## Start Information provided

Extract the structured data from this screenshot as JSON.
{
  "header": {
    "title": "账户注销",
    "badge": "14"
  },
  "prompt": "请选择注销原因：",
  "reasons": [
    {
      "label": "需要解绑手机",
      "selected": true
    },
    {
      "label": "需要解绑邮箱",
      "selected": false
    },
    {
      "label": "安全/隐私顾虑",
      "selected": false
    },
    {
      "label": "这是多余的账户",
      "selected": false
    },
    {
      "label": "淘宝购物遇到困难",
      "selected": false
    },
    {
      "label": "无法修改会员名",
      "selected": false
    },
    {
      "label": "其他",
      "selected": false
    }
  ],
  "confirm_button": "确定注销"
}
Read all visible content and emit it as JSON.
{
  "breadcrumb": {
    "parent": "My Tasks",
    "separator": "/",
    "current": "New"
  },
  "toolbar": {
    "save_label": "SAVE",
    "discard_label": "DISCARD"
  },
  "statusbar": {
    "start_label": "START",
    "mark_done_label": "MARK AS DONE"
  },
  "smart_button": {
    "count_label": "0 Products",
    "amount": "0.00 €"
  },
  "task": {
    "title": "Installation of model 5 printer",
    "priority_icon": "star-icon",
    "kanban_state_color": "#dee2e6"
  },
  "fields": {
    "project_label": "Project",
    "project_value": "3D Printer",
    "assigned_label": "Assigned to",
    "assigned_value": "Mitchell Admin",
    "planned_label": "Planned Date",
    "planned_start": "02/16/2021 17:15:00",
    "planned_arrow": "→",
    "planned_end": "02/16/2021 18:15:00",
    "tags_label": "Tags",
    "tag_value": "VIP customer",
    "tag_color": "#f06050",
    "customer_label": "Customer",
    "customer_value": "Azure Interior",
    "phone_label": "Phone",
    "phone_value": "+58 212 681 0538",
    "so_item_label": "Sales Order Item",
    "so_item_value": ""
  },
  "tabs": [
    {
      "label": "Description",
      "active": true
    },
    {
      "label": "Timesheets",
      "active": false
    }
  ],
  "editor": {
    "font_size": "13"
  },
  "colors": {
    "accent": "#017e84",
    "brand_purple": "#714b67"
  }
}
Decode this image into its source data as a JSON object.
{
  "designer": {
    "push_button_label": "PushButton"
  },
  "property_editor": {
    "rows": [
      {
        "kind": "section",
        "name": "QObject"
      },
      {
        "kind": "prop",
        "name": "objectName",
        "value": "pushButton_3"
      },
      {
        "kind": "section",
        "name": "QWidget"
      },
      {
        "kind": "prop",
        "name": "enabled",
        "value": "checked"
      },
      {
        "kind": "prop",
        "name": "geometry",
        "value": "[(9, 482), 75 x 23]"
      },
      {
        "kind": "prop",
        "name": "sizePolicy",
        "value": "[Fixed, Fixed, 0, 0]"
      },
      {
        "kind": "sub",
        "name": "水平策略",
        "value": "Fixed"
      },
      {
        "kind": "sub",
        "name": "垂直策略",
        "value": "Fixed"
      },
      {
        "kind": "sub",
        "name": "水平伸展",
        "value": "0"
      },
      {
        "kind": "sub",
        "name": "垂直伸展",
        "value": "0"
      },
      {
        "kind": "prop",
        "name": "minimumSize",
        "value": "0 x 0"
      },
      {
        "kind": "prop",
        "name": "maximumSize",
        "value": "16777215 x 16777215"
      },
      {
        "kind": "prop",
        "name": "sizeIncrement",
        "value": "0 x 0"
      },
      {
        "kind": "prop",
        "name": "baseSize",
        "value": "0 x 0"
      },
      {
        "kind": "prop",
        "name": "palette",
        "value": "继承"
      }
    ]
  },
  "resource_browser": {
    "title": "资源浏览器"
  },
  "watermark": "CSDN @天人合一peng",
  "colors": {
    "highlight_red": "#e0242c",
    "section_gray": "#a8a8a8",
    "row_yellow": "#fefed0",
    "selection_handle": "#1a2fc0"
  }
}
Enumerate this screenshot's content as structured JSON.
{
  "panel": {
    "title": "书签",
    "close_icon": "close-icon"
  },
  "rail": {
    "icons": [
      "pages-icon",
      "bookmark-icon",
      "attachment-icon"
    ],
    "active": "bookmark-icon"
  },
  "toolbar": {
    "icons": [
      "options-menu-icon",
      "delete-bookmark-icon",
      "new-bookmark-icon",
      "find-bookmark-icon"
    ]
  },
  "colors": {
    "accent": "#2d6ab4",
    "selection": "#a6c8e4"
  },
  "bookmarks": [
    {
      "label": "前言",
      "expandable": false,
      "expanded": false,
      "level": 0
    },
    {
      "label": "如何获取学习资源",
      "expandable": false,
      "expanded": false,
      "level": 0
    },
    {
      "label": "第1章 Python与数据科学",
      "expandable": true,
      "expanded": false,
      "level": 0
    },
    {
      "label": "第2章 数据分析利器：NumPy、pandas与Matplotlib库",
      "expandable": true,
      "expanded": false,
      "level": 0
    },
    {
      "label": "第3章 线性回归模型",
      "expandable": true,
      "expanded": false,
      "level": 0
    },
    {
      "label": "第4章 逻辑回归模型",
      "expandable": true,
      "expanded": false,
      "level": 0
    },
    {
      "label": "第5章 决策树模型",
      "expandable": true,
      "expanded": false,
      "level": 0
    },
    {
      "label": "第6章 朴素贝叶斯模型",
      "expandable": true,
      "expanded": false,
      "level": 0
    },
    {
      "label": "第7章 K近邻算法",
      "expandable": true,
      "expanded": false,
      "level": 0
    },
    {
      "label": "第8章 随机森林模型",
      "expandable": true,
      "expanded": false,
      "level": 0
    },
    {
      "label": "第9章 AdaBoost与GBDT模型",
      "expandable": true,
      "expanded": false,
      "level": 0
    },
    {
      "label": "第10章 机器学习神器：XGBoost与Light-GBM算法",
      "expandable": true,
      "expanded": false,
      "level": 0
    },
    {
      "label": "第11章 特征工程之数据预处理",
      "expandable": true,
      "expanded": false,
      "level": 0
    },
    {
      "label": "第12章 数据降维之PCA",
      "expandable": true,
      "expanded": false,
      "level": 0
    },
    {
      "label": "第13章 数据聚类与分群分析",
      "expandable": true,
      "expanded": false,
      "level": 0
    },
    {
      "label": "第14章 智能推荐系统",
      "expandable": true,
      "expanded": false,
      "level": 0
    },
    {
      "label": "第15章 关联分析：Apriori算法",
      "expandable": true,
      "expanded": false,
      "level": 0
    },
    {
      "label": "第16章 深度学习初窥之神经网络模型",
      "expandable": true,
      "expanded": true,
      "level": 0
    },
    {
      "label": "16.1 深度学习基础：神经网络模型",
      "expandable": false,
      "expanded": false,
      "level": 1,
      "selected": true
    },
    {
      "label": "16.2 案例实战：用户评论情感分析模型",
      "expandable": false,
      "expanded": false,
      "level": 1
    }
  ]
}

## End Information provided

What to work on
Wherever "title" shows up in a line, copy that line.

Task response
    "title": "账户注销",
    "title": "Installation of model 5 printer",
    "title": "资源浏览器"
    "title": "书签",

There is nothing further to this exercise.